### Work to be completed:
All of the data below must be repeated exactly.

### Exercise inputs:
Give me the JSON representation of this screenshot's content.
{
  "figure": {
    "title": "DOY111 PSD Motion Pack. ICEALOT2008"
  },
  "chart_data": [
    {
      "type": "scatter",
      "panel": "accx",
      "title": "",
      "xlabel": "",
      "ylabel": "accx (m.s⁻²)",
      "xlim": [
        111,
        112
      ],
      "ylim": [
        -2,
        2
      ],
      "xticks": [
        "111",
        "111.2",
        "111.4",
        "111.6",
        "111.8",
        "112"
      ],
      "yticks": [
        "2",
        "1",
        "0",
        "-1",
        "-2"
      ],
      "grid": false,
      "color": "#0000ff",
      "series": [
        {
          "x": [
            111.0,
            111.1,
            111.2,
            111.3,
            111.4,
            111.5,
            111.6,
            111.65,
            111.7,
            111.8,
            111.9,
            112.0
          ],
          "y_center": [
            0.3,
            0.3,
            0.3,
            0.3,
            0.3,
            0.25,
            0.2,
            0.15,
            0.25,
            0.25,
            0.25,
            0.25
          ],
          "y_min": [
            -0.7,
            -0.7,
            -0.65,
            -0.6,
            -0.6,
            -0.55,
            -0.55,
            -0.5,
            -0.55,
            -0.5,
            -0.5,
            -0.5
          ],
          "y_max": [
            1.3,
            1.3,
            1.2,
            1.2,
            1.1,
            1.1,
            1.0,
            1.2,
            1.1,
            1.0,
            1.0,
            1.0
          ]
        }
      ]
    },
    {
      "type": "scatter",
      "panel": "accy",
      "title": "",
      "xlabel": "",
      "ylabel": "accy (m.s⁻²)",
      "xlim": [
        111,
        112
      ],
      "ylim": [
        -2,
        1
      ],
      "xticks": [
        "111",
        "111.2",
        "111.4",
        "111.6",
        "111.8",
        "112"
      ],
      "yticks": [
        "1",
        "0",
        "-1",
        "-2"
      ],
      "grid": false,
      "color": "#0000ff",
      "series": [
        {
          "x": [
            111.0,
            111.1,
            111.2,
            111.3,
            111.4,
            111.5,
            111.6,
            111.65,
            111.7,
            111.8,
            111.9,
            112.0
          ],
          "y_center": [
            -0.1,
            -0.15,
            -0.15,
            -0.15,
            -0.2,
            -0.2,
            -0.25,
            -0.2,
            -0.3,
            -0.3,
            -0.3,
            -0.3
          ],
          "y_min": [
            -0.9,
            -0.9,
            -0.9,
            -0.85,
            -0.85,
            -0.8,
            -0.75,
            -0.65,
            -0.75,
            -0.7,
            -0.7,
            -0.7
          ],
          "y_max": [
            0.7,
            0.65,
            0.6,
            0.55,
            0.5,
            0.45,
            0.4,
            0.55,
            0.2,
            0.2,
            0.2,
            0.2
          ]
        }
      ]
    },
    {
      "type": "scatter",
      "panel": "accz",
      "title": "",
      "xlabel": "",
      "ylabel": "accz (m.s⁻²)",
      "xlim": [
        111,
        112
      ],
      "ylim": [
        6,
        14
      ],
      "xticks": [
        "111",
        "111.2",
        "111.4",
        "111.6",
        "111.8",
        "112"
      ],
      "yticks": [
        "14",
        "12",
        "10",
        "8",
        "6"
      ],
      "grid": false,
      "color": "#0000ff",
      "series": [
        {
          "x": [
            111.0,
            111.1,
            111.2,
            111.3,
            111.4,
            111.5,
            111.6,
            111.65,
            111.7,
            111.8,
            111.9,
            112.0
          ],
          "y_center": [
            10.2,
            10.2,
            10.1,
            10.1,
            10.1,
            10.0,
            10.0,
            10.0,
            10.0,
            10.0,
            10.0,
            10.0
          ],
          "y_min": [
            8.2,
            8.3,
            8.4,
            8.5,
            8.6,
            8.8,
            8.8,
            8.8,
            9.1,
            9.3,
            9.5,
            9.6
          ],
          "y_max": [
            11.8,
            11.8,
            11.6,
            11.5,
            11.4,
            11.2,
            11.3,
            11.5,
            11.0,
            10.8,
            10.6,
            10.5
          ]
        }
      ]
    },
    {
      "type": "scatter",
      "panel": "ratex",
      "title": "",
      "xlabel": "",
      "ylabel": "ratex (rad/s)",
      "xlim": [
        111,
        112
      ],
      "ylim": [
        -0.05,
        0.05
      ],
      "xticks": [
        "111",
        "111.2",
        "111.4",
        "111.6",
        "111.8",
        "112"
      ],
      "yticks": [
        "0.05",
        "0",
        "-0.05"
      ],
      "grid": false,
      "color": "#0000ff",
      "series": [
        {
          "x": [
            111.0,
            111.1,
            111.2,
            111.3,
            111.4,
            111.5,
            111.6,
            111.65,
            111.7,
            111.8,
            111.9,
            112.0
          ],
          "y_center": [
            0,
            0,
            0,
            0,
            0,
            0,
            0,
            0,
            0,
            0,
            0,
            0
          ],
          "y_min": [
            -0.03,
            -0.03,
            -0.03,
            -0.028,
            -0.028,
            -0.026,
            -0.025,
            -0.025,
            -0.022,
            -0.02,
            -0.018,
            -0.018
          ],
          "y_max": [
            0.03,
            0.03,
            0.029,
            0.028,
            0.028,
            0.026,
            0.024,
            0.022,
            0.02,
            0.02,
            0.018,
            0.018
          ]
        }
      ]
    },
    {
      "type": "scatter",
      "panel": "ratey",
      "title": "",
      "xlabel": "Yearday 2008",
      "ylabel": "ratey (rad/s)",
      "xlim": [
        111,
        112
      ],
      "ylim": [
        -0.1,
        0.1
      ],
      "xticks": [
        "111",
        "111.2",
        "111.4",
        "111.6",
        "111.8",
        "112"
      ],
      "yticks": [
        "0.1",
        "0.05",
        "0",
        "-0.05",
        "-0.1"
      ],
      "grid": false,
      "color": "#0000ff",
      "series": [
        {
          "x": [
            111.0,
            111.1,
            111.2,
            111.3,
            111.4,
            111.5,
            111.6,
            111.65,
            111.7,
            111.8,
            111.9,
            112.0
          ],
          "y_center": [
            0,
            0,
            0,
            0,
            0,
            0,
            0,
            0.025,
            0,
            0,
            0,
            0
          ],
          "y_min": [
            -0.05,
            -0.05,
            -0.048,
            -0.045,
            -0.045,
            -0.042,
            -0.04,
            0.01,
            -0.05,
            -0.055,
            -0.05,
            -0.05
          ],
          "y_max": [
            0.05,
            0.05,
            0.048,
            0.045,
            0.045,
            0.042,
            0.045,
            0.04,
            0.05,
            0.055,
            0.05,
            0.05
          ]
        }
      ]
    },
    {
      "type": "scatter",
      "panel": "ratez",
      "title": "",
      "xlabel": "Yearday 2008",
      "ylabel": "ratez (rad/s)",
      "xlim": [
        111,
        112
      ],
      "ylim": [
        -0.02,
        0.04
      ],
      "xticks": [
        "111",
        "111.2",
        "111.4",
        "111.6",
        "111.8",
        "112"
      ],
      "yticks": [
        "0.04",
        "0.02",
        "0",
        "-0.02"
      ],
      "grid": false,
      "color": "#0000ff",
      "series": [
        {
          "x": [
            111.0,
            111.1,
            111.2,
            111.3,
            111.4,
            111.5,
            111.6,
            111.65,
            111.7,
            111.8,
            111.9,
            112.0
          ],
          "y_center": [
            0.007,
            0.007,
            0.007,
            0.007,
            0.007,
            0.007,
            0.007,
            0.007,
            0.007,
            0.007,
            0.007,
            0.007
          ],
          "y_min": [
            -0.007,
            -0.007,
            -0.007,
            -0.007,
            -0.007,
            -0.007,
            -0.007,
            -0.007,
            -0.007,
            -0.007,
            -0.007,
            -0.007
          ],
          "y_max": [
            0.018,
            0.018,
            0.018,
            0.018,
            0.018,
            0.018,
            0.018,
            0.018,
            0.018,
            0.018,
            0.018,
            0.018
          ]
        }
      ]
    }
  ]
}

### Answer to the problem:
Give me the JSON representation of this screenshot's content.
{
  "figure": {
    "title": "DOY111 PSD Motion Pack. ICEALOT2008"
  },
  "chart_data": [
    {
      "type": "scatter",
      "panel": "accx",
      "title": "",
      "xlabel": "",
      "ylabel": "accx (m.s⁻²)",
      "xlim": [
        111,
        112
      ],
      "ylim": [
        -2,
        2
      ],
      "xticks": [
        "111",
        "111.2",
        "111.4",
        "111.6",
        "111.8",
        "112"
      ],
      "yticks": [
        "2",
        "1",
        "0",
        "-1",
        "-2"
      ],
      "grid": false,
      "color": "#0000ff",
      "series": [
        {
          "x": [
            111.0,
            111.1,
            111.2,
            111.3,
            111.4,
            111.5,
            111.6,
            111.65,
            111.7,
            111.8,
            111.9,
            112.0
          ],
          "y_center": [
            0.3,
            0.3,
            0.3,
            0.3,
            0.3,
            0.25,
            0.2,
            0.15,
            0.25,
            0.25,
            0.25,
            0.25
          ],
          "y_min": [
            -0.7,
            -0.7,
            -0.65,
            -0.6,
            -0.6,
            -0.55,
            -0.55,
            -0.5,
            -0.55,
            -0.5,
            -0.5,
            -0.5
          ],
          "y_max": [
            1.3,
            1.3,
            1.2,
            1.2,
            1.1,
            1.1,
            1.0,
            1.2,
            1.1,
            1.0,
            1.0,
            1.0
          ]
        }
      ]
    },
    {
      "type": "scatter",
      "panel": "accy",
      "title": "",
      "xlabel": "",
      "ylabel": "accy (m.s⁻²)",
      "xlim": [
        111,
        112
      ],
      "ylim": [
        -2,
        1
      ],
      "xticks": [
        "111",
        "111.2",
        "111.4",
        "111.6",
        "111.8",
        "112"
      ],
      "yticks": [
        "1",
        "0",
        "-1",
        "-2"
      ],
      "grid": false,
      "color": "#0000ff",
      "series": [
        {
          "x": [
            111.0,
            111.1,
            111.2,
            111.3,
            111.4,
            111.5,
            111.6,
            111.65,
            111.7,
            111.8,
            111.9,
            112.0
          ],
          "y_center": [
            -0.1,
            -0.15,
            -0.15,
            -0.15,
            -0.2,
            -0.2,
            -0.25,
            -0.2,
            -0.3,
            -0.3,
            -0.3,
            -0.3
          ],
          "y_min": [
            -0.9,
            -0.9,
            -0.9,
            -0.85,
            -0.85,
            -0.8,
            -0.75,
            -0.65,
            -0.75,
            -0.7,
            -0.7,
            -0.7
          ],
          "y_max": [
            0.7,
            0.65,
            0.6,
            0.55,
            0.5,
            0.45,
            0.4,
            0.55,
            0.2,
            0.2,
            0.2,
            0.2
          ]
        }
      ]
    },
    {
      "type": "scatter",
      "panel": "accz",
      "title": "",
      "xlabel": "",
      "ylabel": "accz (m.s⁻²)",
      "xlim": [
        111,
        112
      ],
      "ylim": [
        6,
        14
      ],
      "xticks": [
        "111",
        "111.2",
        "111.4",
        "111.6",
        "111.8",
        "112"
      ],
      "yticks": [
        "14",
        "12",
        "10",
        "8",
        "6"
      ],
      "grid": false,
      "color": "#0000ff",
      "series": [
        {
          "x": [
            111.0,
            111.1,
            111.2,
            111.3,
            111.4,
            111.5,
            111.6,
            111.65,
            111.7,
            111.8,
            111.9,
            112.0
          ],
          "y_center": [
            10.2,
            10.2,
            10.1,
            10.1,
            10.1,
            10.0,
            10.0,
            10.0,
            10.0,
            10.0,
            10.0,
            10.0
          ],
          "y_min": [
            8.2,
            8.3,
            8.4,
            8.5,
            8.6,
            8.8,
            8.8,
            8.8,
            9.1,
            9.3,
            9.5,
            9.6
          ],
          "y_max": [
            11.8,
            11.8,
            11.6,
            11.5,
            11.4,
            11.2,
            11.3,
            11.5,
            11.0,
            10.8,
            10.6,
            10.5
          ]
        }
      ]
    },
    {
      "type": "scatter",
      "panel": "ratex",
      "title": "",
      "xlabel": "",
      "ylabel": "ratex (rad/s)",
      "xlim": [
        111,
        112
      ],
      "ylim": [
        -0.05,
        0.05
      ],
      "xticks": [
        "111",
        "111.2",
        "111.4",
        "111.6",
        "111.8",
        "112"
      ],
      "yticks": [
        "0.05",
        "0",
        "-0.05"
      ],
      "grid": false,
      "color": "#0000ff",
      "series": [
        {
          "x": [
            111.0,
            111.1,
            111.2,
            111.3,
            111.4,
            111.5,
            111.6,
            111.65,
            111.7,
            111.8,
            111.9,
            112.0
          ],
          "y_center": [
            0,
            0,
            0,
            0,
            0,
            0,
            0,
            0,
            0,
            0,
            0,
            0
          ],
          "y_min": [
            -0.03,
            -0.03,
            -0.03,
            -0.028,
            -0.028,
            -0.026,
            -0.025,
            -0.025,
            -0.022,
            -0.02,
            -0.018,
            -0.018
          ],
          "y_max": [
            0.03,
            0.03,
            0.029,
            0.028,
            0.028,
            0.026,
            0.024,
            0.022,
            0.02,
            0.02,
            0.018,
            0.018
          ]
        }
      ]
    },
    {
      "type": "scatter",
      "panel": "ratey",
      "title": "",
      "xlabel": "Yearday 2008",
      "ylabel": "ratey (rad/s)",
      "xlim": [
        111,
        112
      ],
      "ylim": [
        -0.1,
        0.1
      ],
      "xticks": [
        "111",
        "111.2",
        "111.4",
        "111.6",
        "111.8",
        "112"
      ],
      "yticks": [
        "0.1",
        "0.05",
        "0",
        "-0.05",
        "-0.1"
      ],
      "grid": false,
      "color": "#0000ff",
      "series": [
        {
          "x": [
            111.0,
            111.1,
            111.2,
            111.3,
            111.4,
            111.5,
            111.6,
            111.65,
            111.7,
            111.8,
            111.9,
            112.0
          ],
          "y_center": [
            0,
            0,
            0,
            0,
            0,
            0,
            0,
            0.025,
            0,
            0,
            0,
            0
          ],
          "y_min": [
            -0.05,
            -0.05,
            -0.048,
            -0.045,
            -0.045,
            -0.042,
            -0.04,
            0.01,
            -0.05,
            -0.055,
            -0.05,
            -0.05
          ],
          "y_max": [
            0.05,
            0.05,
            0.048,
            0.045,
            0.045,
            0.042,
            0.045,
            0.04,
            0.05,
            0.055,
            0.05,
            0.05
          ]
        }
      ]
    },
    {
      "type": "scatter",
      "panel": "ratez",
      "title": "",
      "xlabel": "Yearday 2008",
      "ylabel": "ratez (rad/s)",
      "xlim": [
        111,
        112
      ],
      "ylim": [
        -0.02,
        0.04
      ],
      "xticks": [
        "111",
        "111.2",
        "111.4",
        "111.6",
        "111.8",
        "112"
      ],
      "yticks": [
        "0.04",
        "0.02",
        "0",
        "-0.02"
      ],
      "grid": false,
      "color": "#0000ff",
      "series": [
        {
          "x": [
            111.0,
            111.1,
            111.2,
            111.3,
            111.4,
            111.5,
            111.6,
            111.65,
            111.7,
            111.8,
            111.9,
            112.0
          ],
          "y_center": [
            0.007,
            0.007,
            0.007,
            0.007,
            0.007,
            0.007,
            0.007,
            0.007,
            0.007,
            0.007,
            0.007,
            0.007
          ],
          "y_min": [
            -0.007,
            -0.007,
            -0.007,
            -0.007,
            -0.007,
            -0.007,
            -0.007,
            -0.007,
            -0.007,
            -0.007,
            -0.007,
            -0.007
          ],
          "y_max": [
            0.018,
            0.018,
            0.018,
            0.018,
            0.018,
            0.018,
            0.018,
            0.018,
            0.018,
            0.018,
            0.018,
            0.018
          ]
        }
      ]
    }
  ]
}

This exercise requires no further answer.